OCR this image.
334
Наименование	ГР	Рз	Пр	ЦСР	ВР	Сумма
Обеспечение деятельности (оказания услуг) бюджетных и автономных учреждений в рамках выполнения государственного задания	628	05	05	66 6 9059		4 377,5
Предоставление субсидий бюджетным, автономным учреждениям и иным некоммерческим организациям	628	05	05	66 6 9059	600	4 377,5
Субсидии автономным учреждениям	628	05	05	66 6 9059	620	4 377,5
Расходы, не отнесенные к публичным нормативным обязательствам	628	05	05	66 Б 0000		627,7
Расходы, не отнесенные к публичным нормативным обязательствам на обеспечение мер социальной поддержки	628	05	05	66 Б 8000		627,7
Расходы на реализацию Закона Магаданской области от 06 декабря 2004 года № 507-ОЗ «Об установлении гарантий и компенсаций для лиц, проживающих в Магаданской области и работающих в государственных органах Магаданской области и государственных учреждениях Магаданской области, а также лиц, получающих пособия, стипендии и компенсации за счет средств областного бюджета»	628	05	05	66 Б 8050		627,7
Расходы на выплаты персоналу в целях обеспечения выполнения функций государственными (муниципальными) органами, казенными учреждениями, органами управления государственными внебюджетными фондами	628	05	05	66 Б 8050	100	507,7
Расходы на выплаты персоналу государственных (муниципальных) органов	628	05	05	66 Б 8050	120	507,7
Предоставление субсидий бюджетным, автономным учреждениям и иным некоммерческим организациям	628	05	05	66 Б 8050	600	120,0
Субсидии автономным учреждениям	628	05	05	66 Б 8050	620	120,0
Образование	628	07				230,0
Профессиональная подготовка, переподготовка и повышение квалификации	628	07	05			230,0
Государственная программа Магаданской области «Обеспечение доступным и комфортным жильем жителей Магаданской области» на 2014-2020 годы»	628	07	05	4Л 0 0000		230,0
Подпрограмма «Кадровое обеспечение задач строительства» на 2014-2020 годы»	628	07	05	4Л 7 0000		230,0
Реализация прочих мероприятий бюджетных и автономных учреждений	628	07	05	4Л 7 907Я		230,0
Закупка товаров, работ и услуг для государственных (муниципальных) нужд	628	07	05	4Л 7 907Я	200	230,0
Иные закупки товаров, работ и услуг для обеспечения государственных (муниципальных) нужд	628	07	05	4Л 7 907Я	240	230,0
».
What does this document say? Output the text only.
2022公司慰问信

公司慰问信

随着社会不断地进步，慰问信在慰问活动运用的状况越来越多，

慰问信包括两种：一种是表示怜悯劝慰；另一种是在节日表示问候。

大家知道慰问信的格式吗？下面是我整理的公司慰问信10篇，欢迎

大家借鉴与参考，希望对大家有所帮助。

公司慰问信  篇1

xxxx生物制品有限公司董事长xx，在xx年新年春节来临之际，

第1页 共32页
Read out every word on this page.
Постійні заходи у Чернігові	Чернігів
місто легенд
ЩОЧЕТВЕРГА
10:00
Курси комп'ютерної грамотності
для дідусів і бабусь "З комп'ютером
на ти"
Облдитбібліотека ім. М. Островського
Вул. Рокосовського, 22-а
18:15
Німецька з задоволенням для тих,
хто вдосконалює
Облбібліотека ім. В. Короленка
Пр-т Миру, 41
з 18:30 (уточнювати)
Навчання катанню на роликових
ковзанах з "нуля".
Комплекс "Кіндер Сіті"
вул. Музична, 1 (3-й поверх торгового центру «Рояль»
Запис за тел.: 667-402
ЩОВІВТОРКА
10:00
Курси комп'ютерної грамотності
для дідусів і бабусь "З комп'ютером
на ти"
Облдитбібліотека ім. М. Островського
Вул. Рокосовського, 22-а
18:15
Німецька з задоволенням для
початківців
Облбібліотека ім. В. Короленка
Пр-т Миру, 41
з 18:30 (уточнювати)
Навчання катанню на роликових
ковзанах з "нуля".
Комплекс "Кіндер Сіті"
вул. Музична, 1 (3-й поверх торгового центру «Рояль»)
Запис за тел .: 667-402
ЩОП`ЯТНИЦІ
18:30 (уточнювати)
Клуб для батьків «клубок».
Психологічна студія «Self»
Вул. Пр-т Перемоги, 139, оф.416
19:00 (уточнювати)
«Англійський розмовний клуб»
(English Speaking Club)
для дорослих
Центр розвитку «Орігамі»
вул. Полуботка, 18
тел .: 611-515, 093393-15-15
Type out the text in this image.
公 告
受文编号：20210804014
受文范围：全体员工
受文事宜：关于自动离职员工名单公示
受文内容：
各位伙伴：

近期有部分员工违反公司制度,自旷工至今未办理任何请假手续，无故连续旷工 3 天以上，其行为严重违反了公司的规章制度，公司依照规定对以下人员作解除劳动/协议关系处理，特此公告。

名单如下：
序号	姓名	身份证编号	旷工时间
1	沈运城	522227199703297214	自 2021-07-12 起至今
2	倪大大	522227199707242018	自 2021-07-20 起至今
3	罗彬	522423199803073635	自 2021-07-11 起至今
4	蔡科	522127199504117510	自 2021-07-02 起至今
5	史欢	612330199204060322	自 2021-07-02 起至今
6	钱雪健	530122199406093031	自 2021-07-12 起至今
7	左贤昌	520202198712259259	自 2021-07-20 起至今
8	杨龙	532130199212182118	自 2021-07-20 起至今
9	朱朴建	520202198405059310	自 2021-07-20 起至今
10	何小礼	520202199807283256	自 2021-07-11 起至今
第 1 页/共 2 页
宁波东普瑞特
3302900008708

··········

▶ [Direction] Reproduce each line verbatim.

▶ [Solution below]
OCR this image.
334
Наименование	ГР	Рз	Пр	ЦСР	ВР	Сумма
Обеспечение деятельности (оказания услуг) бюджетных и автономных учреждений в рамках выполнения государственного задания	628	05	05	66 6 9059		4 377,5
Предоставление субсидий бюджетным, автономным учреждениям и иным некоммерческим организациям	628	05	05	66 6 9059	600	4 377,5
Субсидии автономным учреждениям	628	05	05	66 6 9059	620	4 377,5
Расходы, не отнесенные к публичным нормативным обязательствам	628	05	05	66 Б 0000		627,7
Расходы, не отнесенные к публичным нормативным обязательствам на обеспечение мер социальной поддержки	628	05	05	66 Б 8000		627,7
Расходы на реализацию Закона Магаданской области от 06 декабря 2004 года № 507-ОЗ «Об установлении гарантий и компенсаций для лиц, проживающих в Магаданской области и работающих в государственных органах Магаданской области и государственных учреждениях Магаданской области, а также лиц, получающих пособия, стипендии и компенсации за счет средств областного бюджета»	628	05	05	66 Б 8050		627,7
Расходы на выплаты персоналу в целях обеспечения выполнения функций государственными (муниципальными) органами, казенными учреждениями, органами управления государственными внебюджетными фондами	628	05	05	66 Б 8050	100	507,7
Расходы на выплаты персоналу государственных (муниципальных) органов	628	05	05	66 Б 8050	120	507,7
Предоставление субсидий бюджетным, автономным учреждениям и иным некоммерческим организациям	628	05	05	66 Б 8050	600	120,0
Субсидии автономным учреждениям	628	05	05	66 Б 8050	620	120,0
Образование	628	07				230,0
Профессиональная подготовка, переподготовка и повышение квалификации	628	07	05			230,0
Государственная программа Магаданской области «Обеспечение доступным и комфортным жильем жителей Магаданской области» на 2014-2020 годы»	628	07	05	4Л 0 0000		230,0
Подпрограмма «Кадровое обеспечение задач строительства» на 2014-2020 годы»	628	07	05	4Л 7 0000		230,0
Реализация прочих мероприятий бюджетных и автономных учреждений	628	07	05	4Л 7 907Я		230,0
Закупка товаров, работ и услуг для государственных (муниципальных) нужд	628	07	05	4Л 7 907Я	200	230,0
Иные закупки товаров, работ и услуг для обеспечения государственных (муниципальных) нужд	628	07	05	4Л 7 907Я	240	230,0
».
What does this document say? Output the text only.
2022公司慰问信

公司慰问信

随着社会不断地进步，慰问信在慰问活动运用的状况越来越多，

慰问信包括两种：一种是表示怜悯劝慰；另一种是在节日表示问候。

大家知道慰问信的格式吗？下面是我整理的公司慰问信10篇，欢迎

大家借鉴与参考，希望对大家有所帮助。

公司慰问信  篇1

xxxx生物制品有限公司董事长xx，在xx年新年春节来临之际，

第1页 共32页
Read out every word on this page.
Постійні заходи у Чернігові	Чернігів
місто легенд
ЩОЧЕТВЕРГА
10:00
Курси комп'ютерної грамотності
для дідусів і бабусь "З комп'ютером
на ти"
Облдитбібліотека ім. М. Островського
Вул. Рокосовського, 22-а
18:15
Німецька з задоволенням для тих,
хто вдосконалює
Облбібліотека ім. В. Короленка
Пр-т Миру, 41
з 18:30 (уточнювати)
Навчання катанню на роликових
ковзанах з "нуля".
Комплекс "Кіндер Сіті"
вул. Музична, 1 (3-й поверх торгового центру «Рояль»
Запис за тел.: 667-402
ЩОВІВТОРКА
10:00
Курси комп'ютерної грамотності
для дідусів і бабусь "З комп'ютером
на ти"
Облдитбібліотека ім. М. Островського
Вул. Рокосовського, 22-а
18:15
Німецька з задоволенням для
початківців
Облбібліотека ім. В. Короленка
Пр-т Миру, 41
з 18:30 (уточнювати)
Навчання катанню на роликових
ковзанах з "нуля".
Комплекс "Кіндер Сіті"
вул. Музична, 1 (3-й поверх торгового центру «Рояль»)
Запис за тел .: 667-402
ЩОП`ЯТНИЦІ
18:30 (уточнювати)
Клуб для батьків «клубок».
Психологічна студія «Self»
Вул. Пр-т Перемоги, 139, оф.416
19:00 (уточнювати)
«Англійський розмовний клуб»
(English Speaking Club)
для дорослих
Центр розвитку «Орігамі»
вул. Полуботка, 18
тел .: 611-515, 093393-15-15
Type out the text in this image.
公 告
受文编号：20210804014
受文范围：全体员工
受文事宜：关于自动离职员工名单公示
受文内容：
各位伙伴：

近期有部分员工违反公司制度,自旷工至今未办理任何请假手续，无故连续旷工 3 天以上，其行为严重违反了公司的规章制度，公司依照规定对以下人员作解除劳动/协议关系处理，特此公告。

名单如下：
序号	姓名	身份证编号	旷工时间
1	沈运城	522227199703297214	自 2021-07-12 起至今
2	倪大大	522227199707242018	自 2021-07-20 起至今
3	罗彬	522423199803073635	自 2021-07-11 起至今
4	蔡科	522127199504117510	自 2021-07-02 起至今
5	史欢	612330199204060322	自 2021-07-02 起至今
6	钱雪健	530122199406093031	自 2021-07-12 起至今
7	左贤昌	520202198712259259	自 2021-07-20 起至今
8	杨龙	532130199212182118	自 2021-07-20 起至今
9	朱朴建	520202198405059310	自 2021-07-20 起至今
10	何小礼	520202199807283256	自 2021-07-11 起至今
第 1 页/共 2 页
宁波东普瑞特
3302900008708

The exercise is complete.